══ Provided data ══

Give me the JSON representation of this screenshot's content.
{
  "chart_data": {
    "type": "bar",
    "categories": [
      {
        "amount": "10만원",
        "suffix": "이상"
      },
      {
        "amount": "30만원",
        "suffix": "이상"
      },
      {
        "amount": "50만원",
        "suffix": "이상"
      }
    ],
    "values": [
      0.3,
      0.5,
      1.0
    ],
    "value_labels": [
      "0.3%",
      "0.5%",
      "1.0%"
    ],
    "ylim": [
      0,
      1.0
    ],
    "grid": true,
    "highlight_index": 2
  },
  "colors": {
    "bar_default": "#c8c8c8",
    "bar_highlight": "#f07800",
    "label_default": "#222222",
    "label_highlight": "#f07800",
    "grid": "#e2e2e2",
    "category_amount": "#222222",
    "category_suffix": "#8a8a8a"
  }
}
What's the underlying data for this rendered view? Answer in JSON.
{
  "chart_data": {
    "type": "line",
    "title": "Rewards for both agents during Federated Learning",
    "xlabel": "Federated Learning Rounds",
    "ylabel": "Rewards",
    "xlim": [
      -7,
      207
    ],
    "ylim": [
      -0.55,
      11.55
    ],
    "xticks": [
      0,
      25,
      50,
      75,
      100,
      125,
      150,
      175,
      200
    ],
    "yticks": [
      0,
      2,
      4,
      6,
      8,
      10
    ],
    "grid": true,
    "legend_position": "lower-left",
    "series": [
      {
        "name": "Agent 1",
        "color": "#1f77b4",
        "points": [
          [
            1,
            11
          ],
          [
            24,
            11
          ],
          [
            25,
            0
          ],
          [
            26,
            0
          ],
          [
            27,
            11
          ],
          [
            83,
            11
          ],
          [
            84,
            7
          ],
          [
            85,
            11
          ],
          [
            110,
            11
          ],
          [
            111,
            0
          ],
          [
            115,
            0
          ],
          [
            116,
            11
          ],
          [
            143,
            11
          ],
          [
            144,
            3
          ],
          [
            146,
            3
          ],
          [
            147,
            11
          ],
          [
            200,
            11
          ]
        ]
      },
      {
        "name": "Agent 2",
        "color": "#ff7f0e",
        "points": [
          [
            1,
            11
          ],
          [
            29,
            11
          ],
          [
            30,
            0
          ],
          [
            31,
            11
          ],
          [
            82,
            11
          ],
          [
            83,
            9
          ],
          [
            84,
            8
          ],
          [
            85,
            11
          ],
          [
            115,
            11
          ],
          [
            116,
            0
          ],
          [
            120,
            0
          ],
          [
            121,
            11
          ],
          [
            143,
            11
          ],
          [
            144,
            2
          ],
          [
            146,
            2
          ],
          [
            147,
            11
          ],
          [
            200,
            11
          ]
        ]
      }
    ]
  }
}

═══

* _What you need to do_: Restate each record exactly as written.

* _Answer to the task_:
Give me the JSON representation of this screenshot's content.
{
  "chart_data": {
    "type": "bar",
    "categories": [
      {
        "amount": "10만원",
        "suffix": "이상"
      },
      {
        "amount": "30만원",
        "suffix": "이상"
      },
      {
        "amount": "50만원",
        "suffix": "이상"
      }
    ],
    "values": [
      0.3,
      0.5,
      1.0
    ],
    "value_labels": [
      "0.3%",
      "0.5%",
      "1.0%"
    ],
    "ylim": [
      0,
      1.0
    ],
    "grid": true,
    "highlight_index": 2
  },
  "colors": {
    "bar_default": "#c8c8c8",
    "bar_highlight": "#f07800",
    "label_default": "#222222",
    "label_highlight": "#f07800",
    "grid": "#e2e2e2",
    "category_amount": "#222222",
    "category_suffix": "#8a8a8a"
  }
}
What's the underlying data for this rendered view? Answer in JSON.
{
  "chart_data": {
    "type": "line",
    "title": "Rewards for both agents during Federated Learning",
    "xlabel": "Federated Learning Rounds",
    "ylabel": "Rewards",
    "xlim": [
      -7,
      207
    ],
    "ylim": [
      -0.55,
      11.55
    ],
    "xticks": [
      0,
      25,
      50,
      75,
      100,
      125,
      150,
      175,
      200
    ],
    "yticks": [
      0,
      2,
      4,
      6,
      8,
      10
    ],
    "grid": true,
    "legend_position": "lower-left",
    "series": [
      {
        "name": "Agent 1",
        "color": "#1f77b4",
        "points": [
          [
            1,
            11
          ],
          [
            24,
            11
          ],
          [
            25,
            0
          ],
          [
            26,
            0
          ],
          [
            27,
            11
          ],
          [
            83,
            11
          ],
          [
            84,
            7
          ],
          [
            85,
            11
          ],
          [
            110,
            11
          ],
          [
            111,
            0
          ],
          [
            115,
            0
          ],
          [
            116,
            11
          ],
          [
            143,
            11
          ],
          [
            144,
            3
          ],
          [
            146,
            3
          ],
          [
            147,
            11
          ],
          [
            200,
            11
          ]
        ]
      },
      {
        "name": "Agent 2",
        "color": "#ff7f0e",
        "points": [
          [
            1,
            11
          ],
          [
            29,
            11
          ],
          [
            30,
            0
          ],
          [
            31,
            11
          ],
          [
            82,
            11
          ],
          [
            83,
            9
          ],
          [
            84,
            8
          ],
          [
            85,
            11
          ],
          [
            115,
            11
          ],
          [
            116,
            0
          ],
          [
            120,
            0
          ],
          [
            121,
            11
          ],
          [
            143,
            11
          ],
          [
            144,
            2
          ],
          [
            146,
            2
          ],
          [
            147,
            11
          ],
          [
            200,
            11
          ]
        ]
      }
    ]
  }
}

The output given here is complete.